** Start of Data for this exercise **

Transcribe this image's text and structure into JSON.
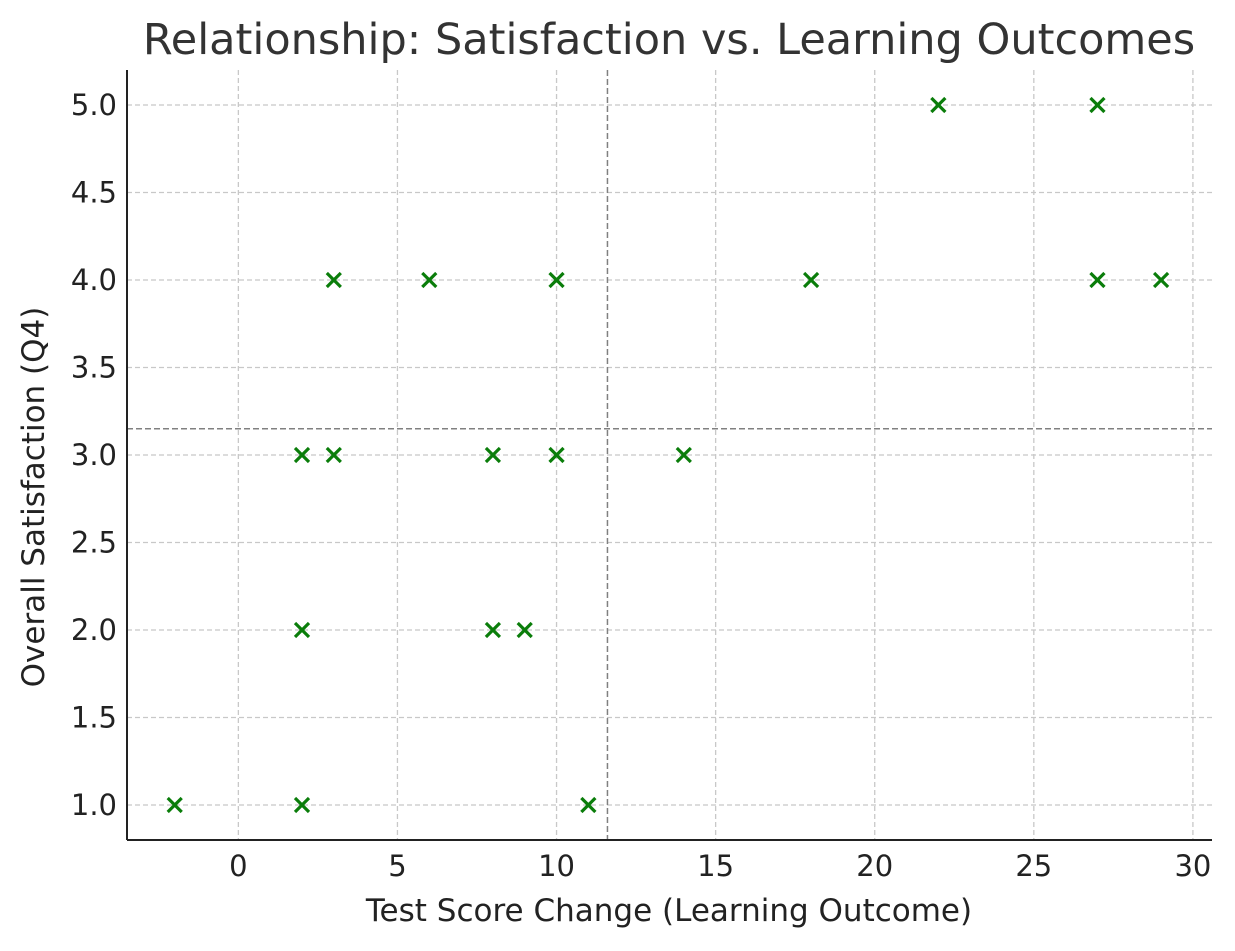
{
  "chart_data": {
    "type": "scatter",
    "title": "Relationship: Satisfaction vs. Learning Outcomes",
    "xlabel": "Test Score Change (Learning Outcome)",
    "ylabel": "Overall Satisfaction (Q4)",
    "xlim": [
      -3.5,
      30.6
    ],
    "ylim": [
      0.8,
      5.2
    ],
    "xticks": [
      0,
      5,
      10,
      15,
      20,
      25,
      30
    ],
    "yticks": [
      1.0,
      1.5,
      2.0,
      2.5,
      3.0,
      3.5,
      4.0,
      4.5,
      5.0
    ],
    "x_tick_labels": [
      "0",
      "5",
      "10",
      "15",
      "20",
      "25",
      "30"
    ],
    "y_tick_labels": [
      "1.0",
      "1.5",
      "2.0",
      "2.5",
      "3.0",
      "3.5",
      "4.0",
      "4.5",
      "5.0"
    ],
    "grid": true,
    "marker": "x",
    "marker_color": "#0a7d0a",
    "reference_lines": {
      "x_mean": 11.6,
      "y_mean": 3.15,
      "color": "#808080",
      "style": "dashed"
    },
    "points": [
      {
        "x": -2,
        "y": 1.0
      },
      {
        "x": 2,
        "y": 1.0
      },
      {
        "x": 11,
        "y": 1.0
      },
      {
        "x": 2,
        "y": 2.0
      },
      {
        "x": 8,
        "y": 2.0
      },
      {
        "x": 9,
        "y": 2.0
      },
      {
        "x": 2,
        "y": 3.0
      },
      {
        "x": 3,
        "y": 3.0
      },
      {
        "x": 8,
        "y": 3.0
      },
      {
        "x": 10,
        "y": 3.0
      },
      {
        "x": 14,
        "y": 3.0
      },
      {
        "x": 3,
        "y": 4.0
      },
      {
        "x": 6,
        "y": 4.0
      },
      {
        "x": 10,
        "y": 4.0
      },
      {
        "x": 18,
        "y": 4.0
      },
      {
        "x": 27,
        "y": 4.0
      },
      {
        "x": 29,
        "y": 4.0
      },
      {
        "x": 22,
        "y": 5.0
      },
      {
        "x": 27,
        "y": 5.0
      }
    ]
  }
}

** End of Data for this exercise **

* Your objective *
All the material shown above is to be copied exactly, with no pictures carried over.

* Worked solution *
Transcribe this image's text and structure into JSON.
{
  "chart_data": {
    "type": "scatter",
    "title": "Relationship: Satisfaction vs. Learning Outcomes",
    "xlabel": "Test Score Change (Learning Outcome)",
    "ylabel": "Overall Satisfaction (Q4)",
    "xlim": [
      -3.5,
      30.6
    ],
    "ylim": [
      0.8,
      5.2
    ],
    "xticks": [
      0,
      5,
      10,
      15,
      20,
      25,
      30
    ],
    "yticks": [
      1.0,
      1.5,
      2.0,
      2.5,
      3.0,
      3.5,
      4.0,
      4.5,
      5.0
    ],
    "x_tick_labels": [
      "0",
      "5",
      "10",
      "15",
      "20",
      "25",
      "30"
    ],
    "y_tick_labels": [
      "1.0",
      "1.5",
      "2.0",
      "2.5",
      "3.0",
      "3.5",
      "4.0",
      "4.5",
      "5.0"
    ],
    "grid": true,
    "marker": "x",
    "marker_color": "#0a7d0a",
    "reference_lines": {
      "x_mean": 11.6,
      "y_mean": 3.15,
      "color": "#808080",
      "style": "dashed"
    },
    "points": [
      {
        "x": -2,
        "y": 1.0
      },
      {
        "x": 2,
        "y": 1.0
      },
      {
        "x": 11,
        "y": 1.0
      },
      {
        "x": 2,
        "y": 2.0
      },
      {
        "x": 8,
        "y": 2.0
      },
      {
        "x": 9,
        "y": 2.0
      },
      {
        "x": 2,
        "y": 3.0
      },
      {
        "x": 3,
        "y": 3.0
      },
      {
        "x": 8,
        "y": 3.0
      },
      {
        "x": 10,
        "y": 3.0
      },
      {
        "x": 14,
        "y": 3.0
      },
      {
        "x": 3,
        "y": 4.0
      },
      {
        "x": 6,
        "y": 4.0
      },
      {
        "x": 10,
        "y": 4.0
      },
      {
        "x": 18,
        "y": 4.0
      },
      {
        "x": 27,
        "y": 4.0
      },
      {
        "x": 29,
        "y": 4.0
      },
      {
        "x": 22,
        "y": 5.0
      },
      {
        "x": 27,
        "y": 5.0
      }
    ]
  }
}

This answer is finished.